TASK OBJECTIVE: Copy every line of the data in which the word "quello" occurs.

--- Start of ROWS ---

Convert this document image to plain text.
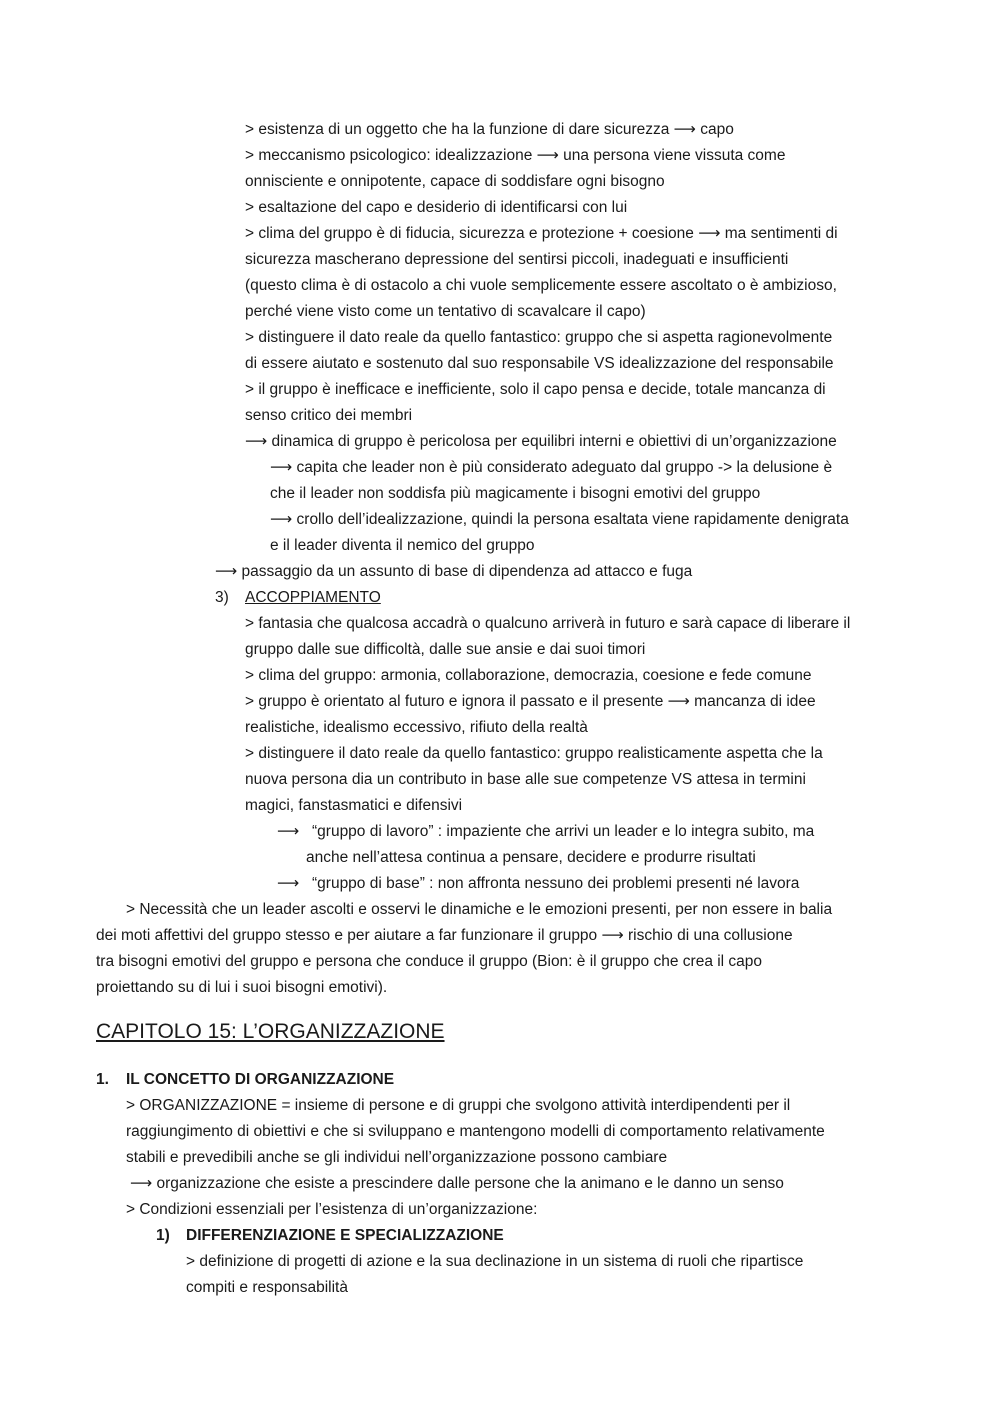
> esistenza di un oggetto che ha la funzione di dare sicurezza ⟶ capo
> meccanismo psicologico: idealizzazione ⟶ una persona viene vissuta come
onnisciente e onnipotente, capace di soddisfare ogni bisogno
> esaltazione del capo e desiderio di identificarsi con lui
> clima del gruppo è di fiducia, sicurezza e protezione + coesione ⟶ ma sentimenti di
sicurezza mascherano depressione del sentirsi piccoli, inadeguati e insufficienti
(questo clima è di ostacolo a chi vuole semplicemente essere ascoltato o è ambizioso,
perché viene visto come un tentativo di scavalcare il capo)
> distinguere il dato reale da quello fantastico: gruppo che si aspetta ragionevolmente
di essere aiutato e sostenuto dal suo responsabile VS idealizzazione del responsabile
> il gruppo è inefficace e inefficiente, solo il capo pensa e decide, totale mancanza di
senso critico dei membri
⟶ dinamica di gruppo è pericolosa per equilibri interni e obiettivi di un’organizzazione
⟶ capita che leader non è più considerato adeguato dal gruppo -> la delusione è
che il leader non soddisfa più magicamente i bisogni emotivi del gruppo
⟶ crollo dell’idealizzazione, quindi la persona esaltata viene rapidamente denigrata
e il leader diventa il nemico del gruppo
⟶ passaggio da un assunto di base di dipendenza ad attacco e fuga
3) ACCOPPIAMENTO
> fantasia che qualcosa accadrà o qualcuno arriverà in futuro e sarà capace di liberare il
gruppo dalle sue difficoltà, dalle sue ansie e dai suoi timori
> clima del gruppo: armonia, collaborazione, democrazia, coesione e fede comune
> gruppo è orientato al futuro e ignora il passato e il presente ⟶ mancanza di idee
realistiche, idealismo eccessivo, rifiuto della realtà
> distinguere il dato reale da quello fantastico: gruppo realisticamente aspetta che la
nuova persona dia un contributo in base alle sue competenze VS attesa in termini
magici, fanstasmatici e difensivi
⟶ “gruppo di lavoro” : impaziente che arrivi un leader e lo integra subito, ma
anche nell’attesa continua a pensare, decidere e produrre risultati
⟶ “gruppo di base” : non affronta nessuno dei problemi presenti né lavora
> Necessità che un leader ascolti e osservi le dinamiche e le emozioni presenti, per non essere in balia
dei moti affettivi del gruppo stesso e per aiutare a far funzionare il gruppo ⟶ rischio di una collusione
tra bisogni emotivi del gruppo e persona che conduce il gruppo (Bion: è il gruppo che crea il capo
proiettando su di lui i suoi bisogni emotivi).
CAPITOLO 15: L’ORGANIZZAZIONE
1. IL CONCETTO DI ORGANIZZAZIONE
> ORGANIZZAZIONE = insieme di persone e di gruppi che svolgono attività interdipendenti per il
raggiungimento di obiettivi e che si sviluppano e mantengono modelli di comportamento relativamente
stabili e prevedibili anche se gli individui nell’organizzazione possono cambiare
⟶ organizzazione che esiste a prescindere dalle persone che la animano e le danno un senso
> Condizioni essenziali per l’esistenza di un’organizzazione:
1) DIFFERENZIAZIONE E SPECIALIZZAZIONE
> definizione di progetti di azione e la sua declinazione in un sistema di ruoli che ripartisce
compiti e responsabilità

--- End of ROWS ---
--- Start of ROWS ---

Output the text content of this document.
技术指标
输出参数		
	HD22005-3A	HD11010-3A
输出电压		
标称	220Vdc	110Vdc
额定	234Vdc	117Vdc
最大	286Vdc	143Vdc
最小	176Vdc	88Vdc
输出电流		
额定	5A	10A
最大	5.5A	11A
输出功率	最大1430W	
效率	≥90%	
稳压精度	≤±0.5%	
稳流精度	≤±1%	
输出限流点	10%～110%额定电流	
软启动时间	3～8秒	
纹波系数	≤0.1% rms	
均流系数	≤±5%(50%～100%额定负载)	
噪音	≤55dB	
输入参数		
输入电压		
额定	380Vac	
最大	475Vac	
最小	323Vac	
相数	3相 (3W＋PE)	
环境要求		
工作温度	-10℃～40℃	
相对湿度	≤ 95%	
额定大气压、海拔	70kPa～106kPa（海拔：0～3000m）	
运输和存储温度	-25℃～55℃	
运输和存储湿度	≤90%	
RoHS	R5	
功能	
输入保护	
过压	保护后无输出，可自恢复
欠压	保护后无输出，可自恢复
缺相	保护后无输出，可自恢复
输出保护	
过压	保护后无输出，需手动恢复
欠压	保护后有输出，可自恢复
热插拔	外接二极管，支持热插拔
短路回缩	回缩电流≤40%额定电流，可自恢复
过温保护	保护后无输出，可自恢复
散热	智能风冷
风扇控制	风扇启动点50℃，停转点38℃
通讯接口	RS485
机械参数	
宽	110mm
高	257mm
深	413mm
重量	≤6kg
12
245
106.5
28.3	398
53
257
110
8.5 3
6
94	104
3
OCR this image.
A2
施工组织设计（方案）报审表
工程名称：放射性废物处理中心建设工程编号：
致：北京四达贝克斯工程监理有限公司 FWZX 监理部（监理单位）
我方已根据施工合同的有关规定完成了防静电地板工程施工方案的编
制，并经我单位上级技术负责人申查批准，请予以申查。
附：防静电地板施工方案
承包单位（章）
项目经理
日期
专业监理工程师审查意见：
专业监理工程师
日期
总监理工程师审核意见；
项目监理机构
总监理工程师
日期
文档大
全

--- End of ROWS ---

OUTPUT:
> distinguere il dato reale da quello fantastico: gruppo che si aspetta ragionevolmente
> distinguere il dato reale da quello fantastico: gruppo realisticamente aspetta che la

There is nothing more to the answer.